● **Job**
Copy the material below line for line without any change, leaving the pictures out of your answer.

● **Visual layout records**
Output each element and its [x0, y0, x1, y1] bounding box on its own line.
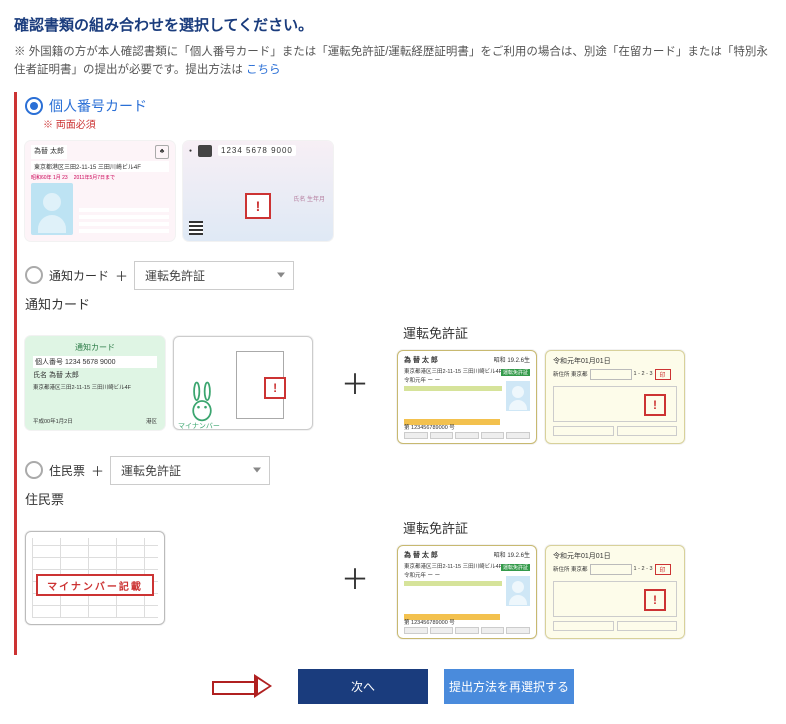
plus-icon: ＋: [323, 363, 387, 403]
license-photo-icon: [506, 576, 530, 606]
ic-chip-icon: [198, 145, 212, 157]
license-front: 為 替 太 郎昭和 19.2.6生 東京都港区三田2-11-15 三田川崎ビル4…: [397, 350, 537, 444]
tsuchi-heading: 通知カード: [17, 290, 772, 317]
mynumber-card-back: ● 1234 5678 9000 ! 氏名 生年月: [183, 141, 333, 241]
radio-juminhyo[interactable]: [25, 461, 43, 479]
select-tsuchi-secondary[interactable]: 運転免許証: [134, 261, 294, 290]
select-juminhyo-secondary[interactable]: 運転免許証: [110, 456, 270, 485]
instruction-arrow-icon: [212, 675, 272, 697]
warning-icon: !: [644, 394, 666, 416]
mn-expiry: 2011年5月7日まで: [74, 174, 115, 181]
mn-back-text: 氏名 生年月: [293, 194, 325, 203]
mn-name: 為替 太郎: [31, 145, 67, 159]
notice-text: ※ 外国籍の方が本人確認書類に「個人番号カード」または「運転免許証/運転経歴証明…: [14, 46, 768, 76]
radio-tsuchi[interactable]: [25, 266, 43, 284]
license-back: 令和元年01月01日 新住所 東京都1 - 2 - 3印 !: [545, 350, 685, 444]
page-title: 確認書類の組み合わせを選択してください。: [14, 14, 772, 35]
juminhyo-sample: マイナンバー記載: [25, 531, 165, 625]
opt-juminhyo-label: 住民票: [49, 462, 85, 479]
nc-back-label: マイナンバー: [178, 421, 220, 430]
plus-icon: ＋: [323, 558, 387, 598]
mn-address: 東京都港区三田2-11-15 三田川崎ビル4F: [31, 161, 169, 172]
license-chip-icon: 運転免許証: [501, 369, 530, 376]
mn-photo-icon: [31, 183, 73, 235]
nc-title: 通知カード: [33, 342, 157, 353]
mynumber-band: マイナンバー記載: [36, 574, 154, 596]
foreign-notice: ※ 外国籍の方が本人確認書類に「個人番号カード」または「運転免許証/運転経歴証明…: [14, 43, 772, 80]
warning-icon: !: [245, 193, 271, 219]
plus-icon: ＋: [115, 266, 128, 285]
reselect-button[interactable]: 提出方法を再選択する: [444, 669, 574, 704]
mynumber-card-front: 為替 太郎 ♣ 東京都港区三田2-11-15 三田川崎ビル4F 昭和60年 1月…: [25, 141, 175, 241]
opt-mynumber-label: 個人番号カード: [49, 96, 147, 116]
plus-icon: ＋: [91, 461, 104, 480]
tsuchi-card-back: ! マイナンバー: [173, 336, 313, 430]
license-back-2: 令和元年01月01日 新住所 東京都1 - 2 - 3印 !: [545, 545, 685, 639]
license-photo-icon: [506, 381, 530, 411]
mn-back-number: 1234 5678 9000: [218, 145, 296, 156]
mn-logo-icon: ♣: [155, 145, 169, 159]
notice-link[interactable]: こちら: [246, 64, 281, 76]
dl-heading: 運転免許証: [403, 323, 685, 342]
opt-tsuchi-label: 通知カード: [49, 267, 109, 284]
mn-birth: 昭和60年 1月 23: [31, 174, 68, 181]
dl-heading-2: 運転免許証: [403, 518, 685, 537]
radio-mynumber[interactable]: [25, 97, 43, 115]
next-button[interactable]: 次へ: [298, 669, 428, 704]
opt-mynumber-note: ※ 両面必須: [43, 116, 772, 131]
warning-icon: !: [644, 589, 666, 611]
juminhyo-heading: 住民票: [17, 485, 772, 512]
warning-icon: !: [264, 377, 286, 399]
license-front-2: 為 替 太 郎昭和 19.2.6生 東京都港区三田2-11-15 三田川崎ビル4…: [397, 545, 537, 639]
tsuchi-card-front: 通知カード 個人番号 1234 5678 9000 氏名 為替 太郎 東京都港区…: [25, 336, 165, 430]
mynumber-bunny-icon: [184, 379, 220, 423]
qr-code-icon: [189, 221, 203, 235]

● **Response to the task**
Output each element and its [x0, y0, x1, y1] bounding box on its own line.
plus-icon: ＋: [323, 363, 387, 403]
license-photo-icon: [506, 576, 530, 606]
ic-chip-icon: [198, 145, 212, 157]
license-front: 為 替 太 郎昭和 19.2.6生 東京都港区三田2-11-15 三田川崎ビル4…: [397, 350, 537, 444]
tsuchi-heading: 通知カード: [17, 290, 772, 317]
mynumber-card-back: ● 1234 5678 9000 ! 氏名 生年月: [183, 141, 333, 241]
radio-juminhyo[interactable]: [25, 461, 43, 479]
select-tsuchi-secondary[interactable]: 運転免許証: [134, 261, 294, 290]
select-juminhyo-secondary[interactable]: 運転免許証: [110, 456, 270, 485]
instruction-arrow-icon: [212, 675, 272, 697]
warning-icon: !: [644, 394, 666, 416]
mn-expiry: 2011年5月7日まで: [74, 174, 115, 181]
mn-back-text: 氏名 生年月: [293, 194, 325, 203]
mn-name: 為替 太郎: [31, 145, 67, 159]
notice-text: ※ 外国籍の方が本人確認書類に「個人番号カード」または「運転免許証/運転経歴証明…: [14, 46, 768, 76]
radio-tsuchi[interactable]: [25, 266, 43, 284]
license-back: 令和元年01月01日 新住所 東京都1 - 2 - 3印 !: [545, 350, 685, 444]
page-title: 確認書類の組み合わせを選択してください。: [14, 14, 772, 35]
juminhyo-sample: マイナンバー記載: [25, 531, 165, 625]
opt-juminhyo-label: 住民票: [49, 462, 85, 479]
nc-back-label: マイナンバー: [178, 421, 220, 430]
plus-icon: ＋: [323, 558, 387, 598]
mn-address: 東京都港区三田2-11-15 三田川崎ビル4F: [31, 161, 169, 172]
license-chip-icon: 運転免許証: [501, 369, 530, 376]
mn-photo-icon: [31, 183, 73, 235]
nc-title: 通知カード: [33, 342, 157, 353]
mynumber-band: マイナンバー記載: [36, 574, 154, 596]
foreign-notice: ※ 外国籍の方が本人確認書類に「個人番号カード」または「運転免許証/運転経歴証明…: [14, 43, 772, 80]
warning-icon: !: [245, 193, 271, 219]
plus-icon: ＋: [115, 266, 128, 285]
reselect-button[interactable]: 提出方法を再選択する: [444, 669, 574, 704]
mynumber-card-front: 為替 太郎 ♣ 東京都港区三田2-11-15 三田川崎ビル4F 昭和60年 1月…: [25, 141, 175, 241]
opt-mynumber-label: 個人番号カード: [49, 96, 147, 116]
plus-icon: ＋: [91, 461, 104, 480]
tsuchi-card-back: ! マイナンバー: [173, 336, 313, 430]
license-back-2: 令和元年01月01日 新住所 東京都1 - 2 - 3印 !: [545, 545, 685, 639]
license-photo-icon: [506, 381, 530, 411]
mn-back-number: 1234 5678 9000: [218, 145, 296, 156]
mn-logo-icon: ♣: [155, 145, 169, 159]
notice-link[interactable]: こちら: [246, 64, 281, 76]
dl-heading: 運転免許証: [403, 323, 685, 342]
opt-tsuchi-label: 通知カード: [49, 267, 109, 284]
mn-birth: 昭和60年 1月 23: [31, 174, 68, 181]
dl-heading-2: 運転免許証: [403, 518, 685, 537]
radio-mynumber[interactable]: [25, 97, 43, 115]
next-button[interactable]: 次へ: [298, 669, 428, 704]
opt-mynumber-note: ※ 両面必須: [43, 116, 772, 131]
warning-icon: !: [644, 589, 666, 611]
juminhyo-heading: 住民票: [17, 485, 772, 512]
warning-icon: !: [264, 377, 286, 399]
license-front-2: 為 替 太 郎昭和 19.2.6生 東京都港区三田2-11-15 三田川崎ビル4…: [397, 545, 537, 639]
tsuchi-card-front: 通知カード 個人番号 1234 5678 9000 氏名 為替 太郎 東京都港区…: [25, 336, 165, 430]
mynumber-bunny-icon: [184, 379, 220, 423]
qr-code-icon: [189, 221, 203, 235]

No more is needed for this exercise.